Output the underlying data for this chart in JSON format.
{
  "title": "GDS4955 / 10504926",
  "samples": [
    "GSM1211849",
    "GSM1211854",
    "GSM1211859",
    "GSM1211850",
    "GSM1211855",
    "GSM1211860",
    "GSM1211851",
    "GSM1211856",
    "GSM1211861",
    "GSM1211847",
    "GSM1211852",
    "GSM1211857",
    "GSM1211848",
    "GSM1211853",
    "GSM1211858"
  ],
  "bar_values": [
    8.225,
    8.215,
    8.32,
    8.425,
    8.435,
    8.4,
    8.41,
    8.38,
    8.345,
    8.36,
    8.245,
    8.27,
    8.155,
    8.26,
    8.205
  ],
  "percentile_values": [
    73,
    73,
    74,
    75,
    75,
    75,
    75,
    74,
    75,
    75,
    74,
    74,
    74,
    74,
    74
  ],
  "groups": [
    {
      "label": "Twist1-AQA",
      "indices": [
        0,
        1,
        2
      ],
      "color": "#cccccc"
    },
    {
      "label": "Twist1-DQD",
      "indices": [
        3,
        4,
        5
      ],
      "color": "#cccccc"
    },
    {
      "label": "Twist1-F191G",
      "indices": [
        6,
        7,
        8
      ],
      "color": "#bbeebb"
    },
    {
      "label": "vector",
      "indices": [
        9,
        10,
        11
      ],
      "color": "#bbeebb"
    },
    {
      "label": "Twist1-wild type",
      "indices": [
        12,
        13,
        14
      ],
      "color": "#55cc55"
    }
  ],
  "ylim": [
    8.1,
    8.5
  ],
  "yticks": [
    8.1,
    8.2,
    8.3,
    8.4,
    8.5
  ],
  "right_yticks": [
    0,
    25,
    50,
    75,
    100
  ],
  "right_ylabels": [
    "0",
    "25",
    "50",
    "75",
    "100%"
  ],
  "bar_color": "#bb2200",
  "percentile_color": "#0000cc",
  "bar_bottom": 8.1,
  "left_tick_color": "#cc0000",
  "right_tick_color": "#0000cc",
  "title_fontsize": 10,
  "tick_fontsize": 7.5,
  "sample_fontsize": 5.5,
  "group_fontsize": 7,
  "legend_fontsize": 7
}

————

▶ **Written exercise**
The records above need to be transcribed in full. Keep every character unchanged.

▶ **Complete output**
Output the underlying data for this chart in JSON format.
{
  "title": "GDS4955 / 10504926",
  "samples": [
    "GSM1211849",
    "GSM1211854",
    "GSM1211859",
    "GSM1211850",
    "GSM1211855",
    "GSM1211860",
    "GSM1211851",
    "GSM1211856",
    "GSM1211861",
    "GSM1211847",
    "GSM1211852",
    "GSM1211857",
    "GSM1211848",
    "GSM1211853",
    "GSM1211858"
  ],
  "bar_values": [
    8.225,
    8.215,
    8.32,
    8.425,
    8.435,
    8.4,
    8.41,
    8.38,
    8.345,
    8.36,
    8.245,
    8.27,
    8.155,
    8.26,
    8.205
  ],
  "percentile_values": [
    73,
    73,
    74,
    75,
    75,
    75,
    75,
    74,
    75,
    75,
    74,
    74,
    74,
    74,
    74
  ],
  "groups": [
    {
      "label": "Twist1-AQA",
      "indices": [
        0,
        1,
        2
      ],
      "color": "#cccccc"
    },
    {
      "label": "Twist1-DQD",
      "indices": [
        3,
        4,
        5
      ],
      "color": "#cccccc"
    },
    {
      "label": "Twist1-F191G",
      "indices": [
        6,
        7,
        8
      ],
      "color": "#bbeebb"
    },
    {
      "label": "vector",
      "indices": [
        9,
        10,
        11
      ],
      "color": "#bbeebb"
    },
    {
      "label": "Twist1-wild type",
      "indices": [
        12,
        13,
        14
      ],
      "color": "#55cc55"
    }
  ],
  "ylim": [
    8.1,
    8.5
  ],
  "yticks": [
    8.1,
    8.2,
    8.3,
    8.4,
    8.5
  ],
  "right_yticks": [
    0,
    25,
    50,
    75,
    100
  ],
  "right_ylabels": [
    "0",
    "25",
    "50",
    "75",
    "100%"
  ],
  "bar_color": "#bb2200",
  "percentile_color": "#0000cc",
  "bar_bottom": 8.1,
  "left_tick_color": "#cc0000",
  "right_tick_color": "#0000cc",
  "title_fontsize": 10,
  "tick_fontsize": 7.5,
  "sample_fontsize": 5.5,
  "group_fontsize": 7,
  "legend_fontsize": 7
}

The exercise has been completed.